**Do this**:
Transcribe the material in full, exactly as written.

Stored entries:

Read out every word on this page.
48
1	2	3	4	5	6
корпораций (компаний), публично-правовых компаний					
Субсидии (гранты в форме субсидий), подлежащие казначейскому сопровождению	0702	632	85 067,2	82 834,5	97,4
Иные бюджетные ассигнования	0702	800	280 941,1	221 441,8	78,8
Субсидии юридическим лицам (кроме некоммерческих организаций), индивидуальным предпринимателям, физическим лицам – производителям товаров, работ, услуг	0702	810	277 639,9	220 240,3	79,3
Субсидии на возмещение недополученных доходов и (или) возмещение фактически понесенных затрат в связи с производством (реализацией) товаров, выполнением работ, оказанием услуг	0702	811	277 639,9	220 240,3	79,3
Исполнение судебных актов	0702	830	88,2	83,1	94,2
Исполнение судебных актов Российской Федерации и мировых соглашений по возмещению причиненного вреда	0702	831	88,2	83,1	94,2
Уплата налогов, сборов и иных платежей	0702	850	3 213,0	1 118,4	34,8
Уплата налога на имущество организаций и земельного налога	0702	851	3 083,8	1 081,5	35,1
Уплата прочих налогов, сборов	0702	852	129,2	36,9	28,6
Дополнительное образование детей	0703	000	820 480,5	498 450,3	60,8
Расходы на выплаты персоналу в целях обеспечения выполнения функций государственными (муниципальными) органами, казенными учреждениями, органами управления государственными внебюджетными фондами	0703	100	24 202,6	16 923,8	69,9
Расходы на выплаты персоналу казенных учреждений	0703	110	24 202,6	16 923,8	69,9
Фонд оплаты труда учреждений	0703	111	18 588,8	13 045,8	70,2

**Task solution**:
Read out every word on this page.
48
1	2	3	4	5	6
корпораций (компаний), публично-правовых компаний					
Субсидии (гранты в форме субсидий), подлежащие казначейскому сопровождению	0702	632	85 067,2	82 834,5	97,4
Иные бюджетные ассигнования	0702	800	280 941,1	221 441,8	78,8
Субсидии юридическим лицам (кроме некоммерческих организаций), индивидуальным предпринимателям, физическим лицам – производителям товаров, работ, услуг	0702	810	277 639,9	220 240,3	79,3
Субсидии на возмещение недополученных доходов и (или) возмещение фактически понесенных затрат в связи с производством (реализацией) товаров, выполнением работ, оказанием услуг	0702	811	277 639,9	220 240,3	79,3
Исполнение судебных актов	0702	830	88,2	83,1	94,2
Исполнение судебных актов Российской Федерации и мировых соглашений по возмещению причиненного вреда	0702	831	88,2	83,1	94,2
Уплата налогов, сборов и иных платежей	0702	850	3 213,0	1 118,4	34,8
Уплата налога на имущество организаций и земельного налога	0702	851	3 083,8	1 081,5	35,1
Уплата прочих налогов, сборов	0702	852	129,2	36,9	28,6
Дополнительное образование детей	0703	000	820 480,5	498 450,3	60,8
Расходы на выплаты персоналу в целях обеспечения выполнения функций государственными (муниципальными) органами, казенными учреждениями, органами управления государственными внебюджетными фондами	0703	100	24 202,6	16 923,8	69,9
Расходы на выплаты персоналу казенных учреждений	0703	110	24 202,6	16 923,8	69,9
Фонд оплаты труда учреждений	0703	111	18 588,8	13 045,8	70,2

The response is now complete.